** Begin Records to process **

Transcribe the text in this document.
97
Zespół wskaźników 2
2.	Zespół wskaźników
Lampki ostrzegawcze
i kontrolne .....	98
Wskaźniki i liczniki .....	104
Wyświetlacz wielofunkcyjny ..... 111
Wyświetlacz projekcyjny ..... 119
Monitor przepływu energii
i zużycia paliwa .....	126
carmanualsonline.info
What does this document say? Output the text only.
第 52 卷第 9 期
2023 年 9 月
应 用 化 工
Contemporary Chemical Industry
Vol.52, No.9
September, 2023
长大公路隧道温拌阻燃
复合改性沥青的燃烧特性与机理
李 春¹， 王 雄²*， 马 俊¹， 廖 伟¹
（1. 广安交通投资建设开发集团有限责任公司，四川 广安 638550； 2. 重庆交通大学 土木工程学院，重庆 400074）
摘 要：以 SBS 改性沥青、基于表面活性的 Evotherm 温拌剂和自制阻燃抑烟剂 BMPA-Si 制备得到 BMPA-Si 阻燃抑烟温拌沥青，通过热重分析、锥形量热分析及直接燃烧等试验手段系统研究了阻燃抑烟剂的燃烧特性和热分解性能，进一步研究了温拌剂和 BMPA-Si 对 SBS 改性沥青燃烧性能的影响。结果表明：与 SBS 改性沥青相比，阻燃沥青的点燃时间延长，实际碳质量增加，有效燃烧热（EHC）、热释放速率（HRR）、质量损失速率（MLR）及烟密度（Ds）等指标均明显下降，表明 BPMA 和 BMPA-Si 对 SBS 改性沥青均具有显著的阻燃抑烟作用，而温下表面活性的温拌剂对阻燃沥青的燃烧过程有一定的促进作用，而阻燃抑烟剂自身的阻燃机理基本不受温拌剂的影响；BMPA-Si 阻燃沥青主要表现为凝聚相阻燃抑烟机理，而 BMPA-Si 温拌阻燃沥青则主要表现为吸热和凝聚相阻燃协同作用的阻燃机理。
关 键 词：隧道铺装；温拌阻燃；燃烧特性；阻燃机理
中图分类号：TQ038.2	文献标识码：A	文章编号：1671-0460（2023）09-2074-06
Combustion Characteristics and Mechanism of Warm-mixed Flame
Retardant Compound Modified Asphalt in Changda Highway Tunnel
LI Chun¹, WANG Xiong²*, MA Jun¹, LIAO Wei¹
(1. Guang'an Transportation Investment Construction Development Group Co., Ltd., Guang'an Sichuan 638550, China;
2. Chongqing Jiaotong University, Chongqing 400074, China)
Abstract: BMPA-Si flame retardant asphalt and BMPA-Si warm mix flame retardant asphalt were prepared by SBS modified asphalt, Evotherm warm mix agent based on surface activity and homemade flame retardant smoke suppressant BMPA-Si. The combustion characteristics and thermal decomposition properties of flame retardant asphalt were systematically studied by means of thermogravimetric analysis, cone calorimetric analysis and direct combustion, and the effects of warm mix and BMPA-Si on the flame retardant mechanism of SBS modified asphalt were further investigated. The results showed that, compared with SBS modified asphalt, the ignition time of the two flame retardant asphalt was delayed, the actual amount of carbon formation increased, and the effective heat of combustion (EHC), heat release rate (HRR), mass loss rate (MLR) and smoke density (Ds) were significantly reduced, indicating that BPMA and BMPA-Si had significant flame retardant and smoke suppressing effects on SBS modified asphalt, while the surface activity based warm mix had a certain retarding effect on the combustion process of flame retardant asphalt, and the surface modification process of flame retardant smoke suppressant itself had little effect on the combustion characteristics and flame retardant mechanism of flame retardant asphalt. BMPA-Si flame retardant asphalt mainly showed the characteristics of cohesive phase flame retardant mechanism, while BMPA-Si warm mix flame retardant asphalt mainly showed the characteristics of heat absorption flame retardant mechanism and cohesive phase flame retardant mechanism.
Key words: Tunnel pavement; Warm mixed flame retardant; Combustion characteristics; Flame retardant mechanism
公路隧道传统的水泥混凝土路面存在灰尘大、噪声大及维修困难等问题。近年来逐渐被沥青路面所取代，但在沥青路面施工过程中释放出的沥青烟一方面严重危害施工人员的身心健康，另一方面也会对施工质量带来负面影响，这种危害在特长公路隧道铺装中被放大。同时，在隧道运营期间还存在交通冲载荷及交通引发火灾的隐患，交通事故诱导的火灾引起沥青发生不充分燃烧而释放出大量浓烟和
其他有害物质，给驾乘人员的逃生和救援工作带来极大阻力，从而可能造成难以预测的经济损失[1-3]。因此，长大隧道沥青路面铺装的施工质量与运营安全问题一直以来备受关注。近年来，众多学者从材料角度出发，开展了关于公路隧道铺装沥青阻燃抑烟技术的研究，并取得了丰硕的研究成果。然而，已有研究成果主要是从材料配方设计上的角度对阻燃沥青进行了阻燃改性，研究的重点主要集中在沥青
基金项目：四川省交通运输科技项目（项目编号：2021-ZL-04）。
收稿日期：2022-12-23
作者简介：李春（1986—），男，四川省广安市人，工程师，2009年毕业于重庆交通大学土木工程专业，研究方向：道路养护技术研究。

** End Records to process **

Exercise goal> Repeat each record exactly. Omit nothing.

Exercise response>
Transcribe the text in this document.
97
Zespół wskaźników 2
2.	Zespół wskaźników
Lampki ostrzegawcze
i kontrolne .....	98
Wskaźniki i liczniki .....	104
Wyświetlacz wielofunkcyjny ..... 111
Wyświetlacz projekcyjny ..... 119
Monitor przepływu energii
i zużycia paliwa .....	126
carmanualsonline.info
What does this document say? Output the text only.
第 52 卷第 9 期
2023 年 9 月
应 用 化 工
Contemporary Chemical Industry
Vol.52, No.9
September, 2023
长大公路隧道温拌阻燃
复合改性沥青的燃烧特性与机理
李 春¹， 王 雄²*， 马 俊¹， 廖 伟¹
（1. 广安交通投资建设开发集团有限责任公司，四川 广安 638550； 2. 重庆交通大学 土木工程学院，重庆 400074）
摘 要：以 SBS 改性沥青、基于表面活性的 Evotherm 温拌剂和自制阻燃抑烟剂 BMPA-Si 制备得到 BMPA-Si 阻燃抑烟温拌沥青，通过热重分析、锥形量热分析及直接燃烧等试验手段系统研究了阻燃抑烟剂的燃烧特性和热分解性能，进一步研究了温拌剂和 BMPA-Si 对 SBS 改性沥青燃烧性能的影响。结果表明：与 SBS 改性沥青相比，阻燃沥青的点燃时间延长，实际碳质量增加，有效燃烧热（EHC）、热释放速率（HRR）、质量损失速率（MLR）及烟密度（Ds）等指标均明显下降，表明 BPMA 和 BMPA-Si 对 SBS 改性沥青均具有显著的阻燃抑烟作用，而温下表面活性的温拌剂对阻燃沥青的燃烧过程有一定的促进作用，而阻燃抑烟剂自身的阻燃机理基本不受温拌剂的影响；BMPA-Si 阻燃沥青主要表现为凝聚相阻燃抑烟机理，而 BMPA-Si 温拌阻燃沥青则主要表现为吸热和凝聚相阻燃协同作用的阻燃机理。
关 键 词：隧道铺装；温拌阻燃；燃烧特性；阻燃机理
中图分类号：TQ038.2	文献标识码：A	文章编号：1671-0460（2023）09-2074-06
Combustion Characteristics and Mechanism of Warm-mixed Flame
Retardant Compound Modified Asphalt in Changda Highway Tunnel
LI Chun¹, WANG Xiong²*, MA Jun¹, LIAO Wei¹
(1. Guang'an Transportation Investment Construction Development Group Co., Ltd., Guang'an Sichuan 638550, China;
2. Chongqing Jiaotong University, Chongqing 400074, China)
Abstract: BMPA-Si flame retardant asphalt and BMPA-Si warm mix flame retardant asphalt were prepared by SBS modified asphalt, Evotherm warm mix agent based on surface activity and homemade flame retardant smoke suppressant BMPA-Si. The combustion characteristics and thermal decomposition properties of flame retardant asphalt were systematically studied by means of thermogravimetric analysis, cone calorimetric analysis and direct combustion, and the effects of warm mix and BMPA-Si on the flame retardant mechanism of SBS modified asphalt were further investigated. The results showed that, compared with SBS modified asphalt, the ignition time of the two flame retardant asphalt was delayed, the actual amount of carbon formation increased, and the effective heat of combustion (EHC), heat release rate (HRR), mass loss rate (MLR) and smoke density (Ds) were significantly reduced, indicating that BPMA and BMPA-Si had significant flame retardant and smoke suppressing effects on SBS modified asphalt, while the surface activity based warm mix had a certain retarding effect on the combustion process of flame retardant asphalt, and the surface modification process of flame retardant smoke suppressant itself had little effect on the combustion characteristics and flame retardant mechanism of flame retardant asphalt. BMPA-Si flame retardant asphalt mainly showed the characteristics of cohesive phase flame retardant mechanism, while BMPA-Si warm mix flame retardant asphalt mainly showed the characteristics of heat absorption flame retardant mechanism and cohesive phase flame retardant mechanism.
Key words: Tunnel pavement; Warm mixed flame retardant; Combustion characteristics; Flame retardant mechanism
公路隧道传统的水泥混凝土路面存在灰尘大、噪声大及维修困难等问题。近年来逐渐被沥青路面所取代，但在沥青路面施工过程中释放出的沥青烟一方面严重危害施工人员的身心健康，另一方面也会对施工质量带来负面影响，这种危害在特长公路隧道铺装中被放大。同时，在隧道运营期间还存在交通冲载荷及交通引发火灾的隐患，交通事故诱导的火灾引起沥青发生不充分燃烧而释放出大量浓烟和
其他有害物质，给驾乘人员的逃生和救援工作带来极大阻力，从而可能造成难以预测的经济损失[1-3]。因此，长大隧道沥青路面铺装的施工质量与运营安全问题一直以来备受关注。近年来，众多学者从材料角度出发，开展了关于公路隧道铺装沥青阻燃抑烟技术的研究，并取得了丰硕的研究成果。然而，已有研究成果主要是从材料配方设计上的角度对阻燃沥青进行了阻燃改性，研究的重点主要集中在沥青
基金项目：四川省交通运输科技项目（项目编号：2021-ZL-04）。
收稿日期：2022-12-23
作者简介：李春（1986—），男，四川省广安市人，工程师，2009年毕业于重庆交通大学土木工程专业，研究方向：道路养护技术研究。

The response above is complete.